* Extracted material *
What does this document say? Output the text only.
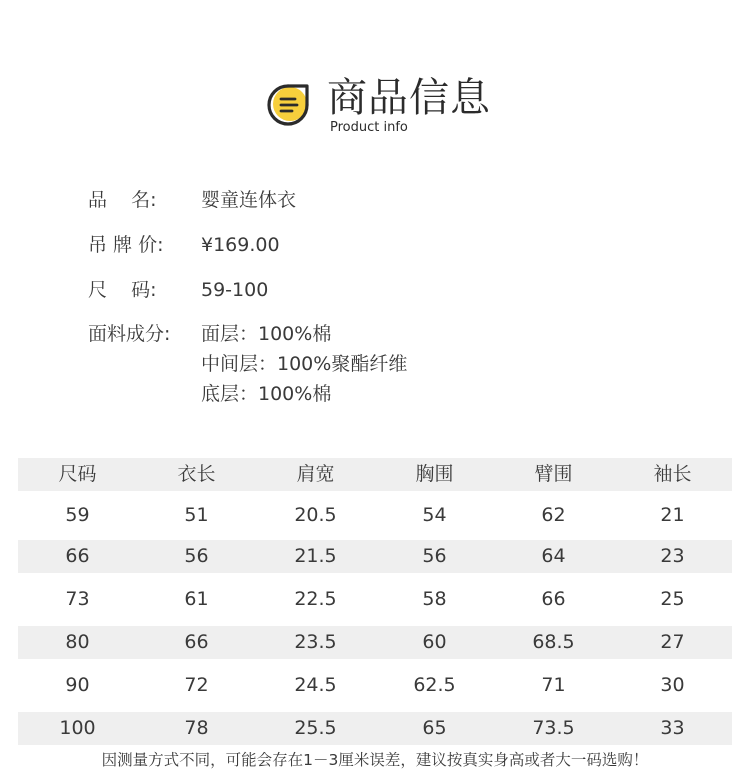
商品信息
Product info
品    名: 婴童连体衣
吊 牌 价: ¥169.00
尺    码: 59-100
面料成分:	面层：100%棉
中间层：100%聚酯纤维
底层：100%棉
尺码	衣长	肩宽	胸围	臂围	袖长
59	51	20.5	54	62	21
66	56	21.5	56	64	23
73	61	22.5	58	66	25
80	66	23.5	60	68.5	27
90	72	24.5	62.5	71	30
100	78	25.5	65	73.5	33
因测量方式不同，可能会存在1－3厘米误差，建议按真实身高或者大一码选购！
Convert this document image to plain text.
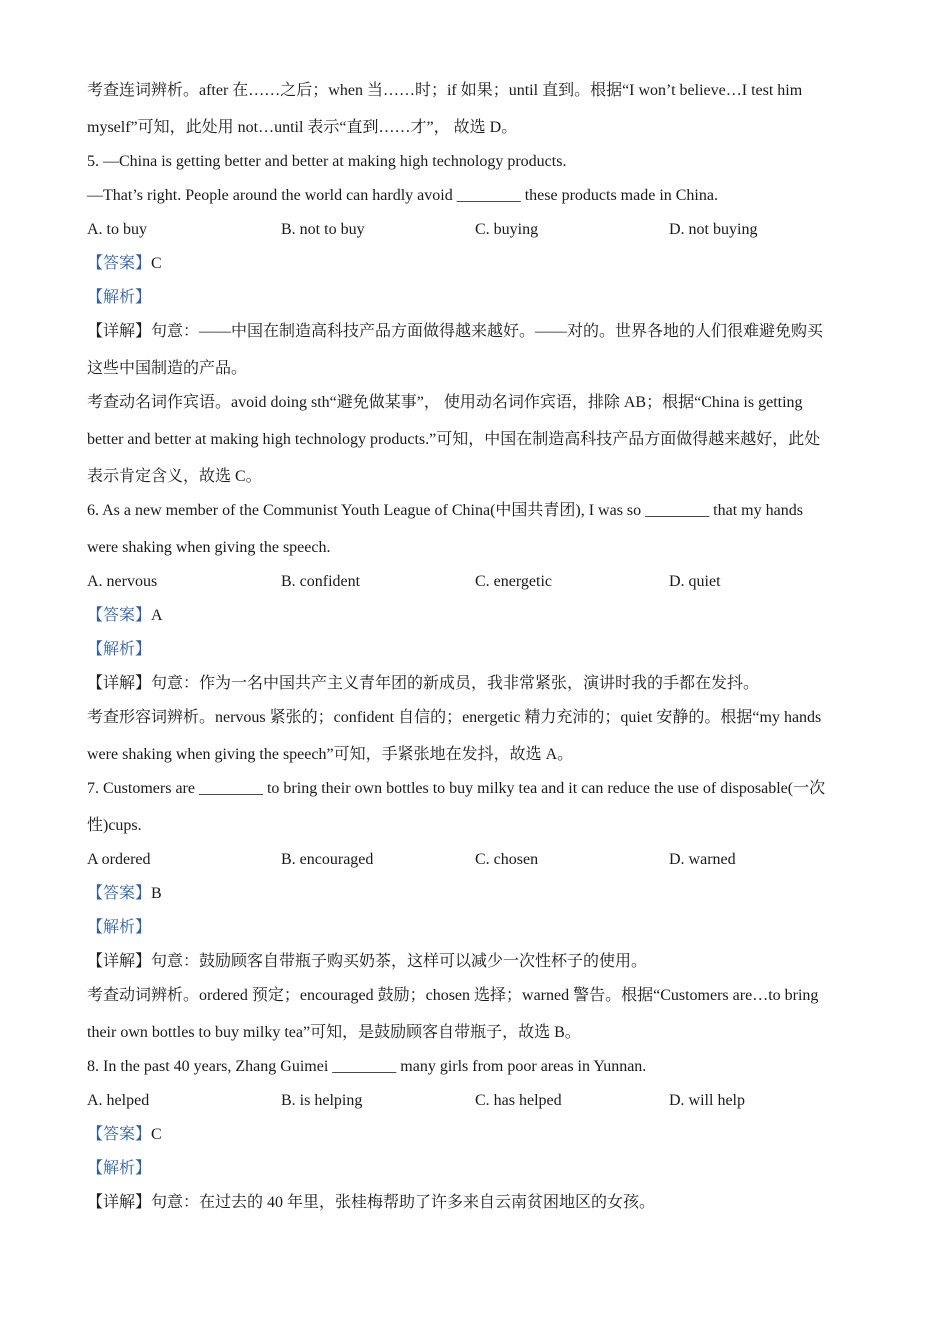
考查连词辨析。after 在……之后；when 当……时；if 如果；until 直到。根据“I won’t believe…I test him
myself”可知，此处用 not…until 表示“直到……才”， 故选 D。
5. —China is getting better and better at making high technology products.
—That’s right. People around the world can hardly avoid ________ these products made in China.
A. to buy	B. not to buy	C. buying	D. not buying
【答案】C
【解析】
【详解】句意：——中国在制造高科技产品方面做得越来越好。——对的。世界各地的人们很难避免购买
这些中国制造的产品。
考查动名词作宾语。avoid doing sth“避免做某事”， 使用动名词作宾语，排除 AB；根据“China is getting
better and better at making high technology products.”可知，中国在制造高科技产品方面做得越来越好，此处
表示肯定含义，故选 C。
6. As a new member of the Communist Youth League of China(中国共青团), I was so ________ that my hands
were shaking when giving the speech.
A. nervous	B. confident	C. energetic	D. quiet
【答案】A
【解析】
【详解】句意：作为一名中国共产主义青年团的新成员，我非常紧张，演讲时我的手都在发抖。
考查形容词辨析。nervous 紧张的；confident 自信的；energetic 精力充沛的；quiet 安静的。根据“my hands
were shaking when giving the speech”可知，手紧张地在发抖，故选 A。
7. Customers are ________ to bring their own bottles to buy milky tea and it can reduce the use of disposable(一次
性)cups.
A ordered	B. encouraged	C. chosen	D. warned
【答案】B
【解析】
【详解】句意：鼓励顾客自带瓶子购买奶茶，这样可以减少一次性杯子的使用。
考查动词辨析。ordered 预定；encouraged 鼓励；chosen 选择；warned 警告。根据“Customers are…to bring
their own bottles to buy milky tea”可知，是鼓励顾客自带瓶子，故选 B。
8. In the past 40 years, Zhang Guimei ________ many girls from poor areas in Yunnan.
A. helped	B. is helping	C. has helped	D. will help
【答案】C
【解析】
【详解】句意：在过去的 40 年里，张桂梅帮助了许多来自云南贫困地区的女孩。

* Exercise goal *
Copy each line in full and exactly, omitting any picture.

* Task output *
What does this document say? Output the text only.
商品信息
Product info
品    名: 婴童连体衣
吊 牌 价: ¥169.00
尺    码: 59-100
面料成分:	面层：100%棉
中间层：100%聚酯纤维
底层：100%棉
尺码	衣长	肩宽	胸围	臂围	袖长
59	51	20.5	54	62	21
66	56	21.5	56	64	23
73	61	22.5	58	66	25
80	66	23.5	60	68.5	27
90	72	24.5	62.5	71	30
100	78	25.5	65	73.5	33
因测量方式不同，可能会存在1－3厘米误差，建议按真实身高或者大一码选购！
Convert this document image to plain text.
考查连词辨析。after 在……之后；when 当……时；if 如果；until 直到。根据“I won’t believe…I test him
myself”可知，此处用 not…until 表示“直到……才”， 故选 D。
5. —China is getting better and better at making high technology products.
—That’s right. People around the world can hardly avoid ________ these products made in China.
A. to buy	B. not to buy	C. buying	D. not buying
【答案】C
【解析】
【详解】句意：——中国在制造高科技产品方面做得越来越好。——对的。世界各地的人们很难避免购买
这些中国制造的产品。
考查动名词作宾语。avoid doing sth“避免做某事”， 使用动名词作宾语，排除 AB；根据“China is getting
better and better at making high technology products.”可知，中国在制造高科技产品方面做得越来越好，此处
表示肯定含义，故选 C。
6. As a new member of the Communist Youth League of China(中国共青团), I was so ________ that my hands
were shaking when giving the speech.
A. nervous	B. confident	C. energetic	D. quiet
【答案】A
【解析】
【详解】句意：作为一名中国共产主义青年团的新成员，我非常紧张，演讲时我的手都在发抖。
考查形容词辨析。nervous 紧张的；confident 自信的；energetic 精力充沛的；quiet 安静的。根据“my hands
were shaking when giving the speech”可知，手紧张地在发抖，故选 A。
7. Customers are ________ to bring their own bottles to buy milky tea and it can reduce the use of disposable(一次
性)cups.
A ordered	B. encouraged	C. chosen	D. warned
【答案】B
【解析】
【详解】句意：鼓励顾客自带瓶子购买奶茶，这样可以减少一次性杯子的使用。
考查动词辨析。ordered 预定；encouraged 鼓励；chosen 选择；warned 警告。根据“Customers are…to bring
their own bottles to buy milky tea”可知，是鼓励顾客自带瓶子，故选 B。
8. In the past 40 years, Zhang Guimei ________ many girls from poor areas in Yunnan.
A. helped	B. is helping	C. has helped	D. will help
【答案】C
【解析】
【详解】句意：在过去的 40 年里，张桂梅帮助了许多来自云南贫困地区的女孩。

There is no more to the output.